(GOAL): Copy each line below exactly and leave the pictures out.

(AVAILABLE DATA):
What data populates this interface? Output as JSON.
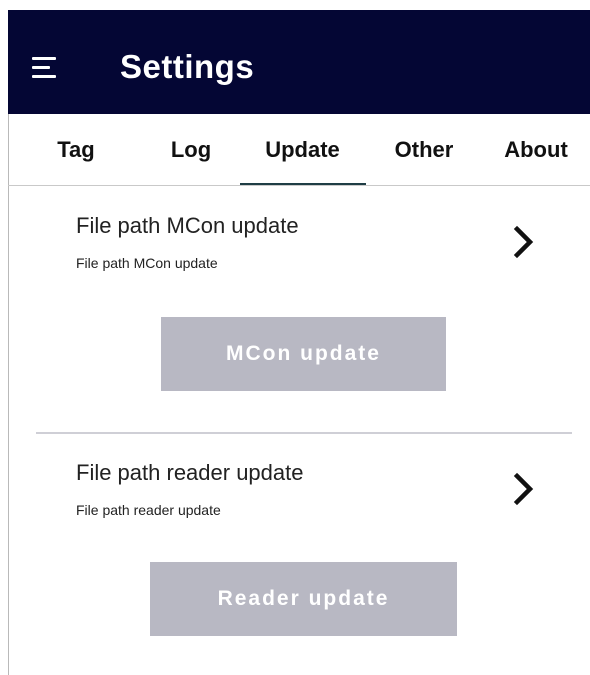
{
  "header": {
    "title": "Settings",
    "menu_icon": "hamburger-menu-icon",
    "background_color": "#040634"
  },
  "tabs": [
    {
      "label": "Tag",
      "active": false
    },
    {
      "label": "Log",
      "active": false
    },
    {
      "label": "Update",
      "active": true
    },
    {
      "label": "Other",
      "active": false
    },
    {
      "label": "About",
      "active": false
    }
  ],
  "sections": [
    {
      "title": "File path MCon update",
      "subtitle": "File path MCon update",
      "chevron_icon": "chevron-right-icon",
      "button_label": "MCon update",
      "button_enabled": false
    },
    {
      "title": "File path reader update",
      "subtitle": "File path reader update",
      "chevron_icon": "chevron-right-icon",
      "button_label": "Reader update",
      "button_enabled": false
    }
  ],
  "colors": {
    "accent_indicator": "#1f3d45",
    "disabled_button": "#b8b8c3"
  }
}
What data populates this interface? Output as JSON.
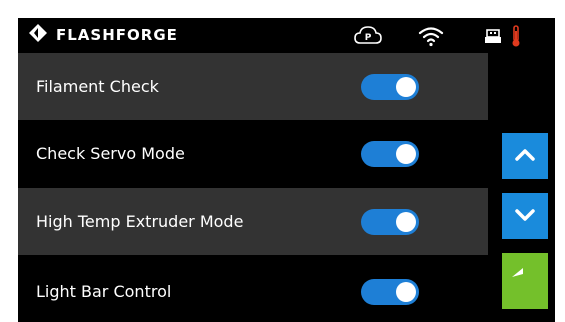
{
  "header": {
    "brand": "FLASHFORGE",
    "icons": [
      "flashforge-logo-icon",
      "cloud-p-icon",
      "wifi-icon",
      "usb-icon",
      "thermometer-icon"
    ],
    "cloud_letter": "P"
  },
  "settings": [
    {
      "label": "Filament Check",
      "enabled": true
    },
    {
      "label": "Check Servo Mode",
      "enabled": true
    },
    {
      "label": "High Temp Extruder Mode",
      "enabled": true
    },
    {
      "label": "Light Bar Control",
      "enabled": true
    }
  ],
  "nav": {
    "up_icon": "chevron-up-icon",
    "down_icon": "chevron-down-icon",
    "back_icon": "return-arrow-icon"
  },
  "colors": {
    "toggle_on": "#1e7fd6",
    "nav_blue": "#1a8bdc",
    "nav_green": "#74c02b",
    "row_shaded": "#333333",
    "thermometer": "#e03a1e"
  }
}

(SOLUTION TO THIS PROBLEM):
What data populates this interface? Output as JSON.
{
  "header": {
    "title": "Settings",
    "menu_icon": "hamburger-menu-icon",
    "background_color": "#040634"
  },
  "tabs": [
    {
      "label": "Tag",
      "active": false
    },
    {
      "label": "Log",
      "active": false
    },
    {
      "label": "Update",
      "active": true
    },
    {
      "label": "Other",
      "active": false
    },
    {
      "label": "About",
      "active": false
    }
  ],
  "sections": [
    {
      "title": "File path MCon update",
      "subtitle": "File path MCon update",
      "chevron_icon": "chevron-right-icon",
      "button_label": "MCon update",
      "button_enabled": false
    },
    {
      "title": "File path reader update",
      "subtitle": "File path reader update",
      "chevron_icon": "chevron-right-icon",
      "button_label": "Reader update",
      "button_enabled": false
    }
  ],
  "colors": {
    "accent_indicator": "#1f3d45",
    "disabled_button": "#b8b8c3"
  }
}
What data populates this interface? Output as JSON.
{
  "header": {
    "brand": "FLASHFORGE",
    "icons": [
      "flashforge-logo-icon",
      "cloud-p-icon",
      "wifi-icon",
      "usb-icon",
      "thermometer-icon"
    ],
    "cloud_letter": "P"
  },
  "settings": [
    {
      "label": "Filament Check",
      "enabled": true
    },
    {
      "label": "Check Servo Mode",
      "enabled": true
    },
    {
      "label": "High Temp Extruder Mode",
      "enabled": true
    },
    {
      "label": "Light Bar Control",
      "enabled": true
    }
  ],
  "nav": {
    "up_icon": "chevron-up-icon",
    "down_icon": "chevron-down-icon",
    "back_icon": "return-arrow-icon"
  },
  "colors": {
    "toggle_on": "#1e7fd6",
    "nav_blue": "#1a8bdc",
    "nav_green": "#74c02b",
    "row_shaded": "#333333",
    "thermometer": "#e03a1e"
  }
}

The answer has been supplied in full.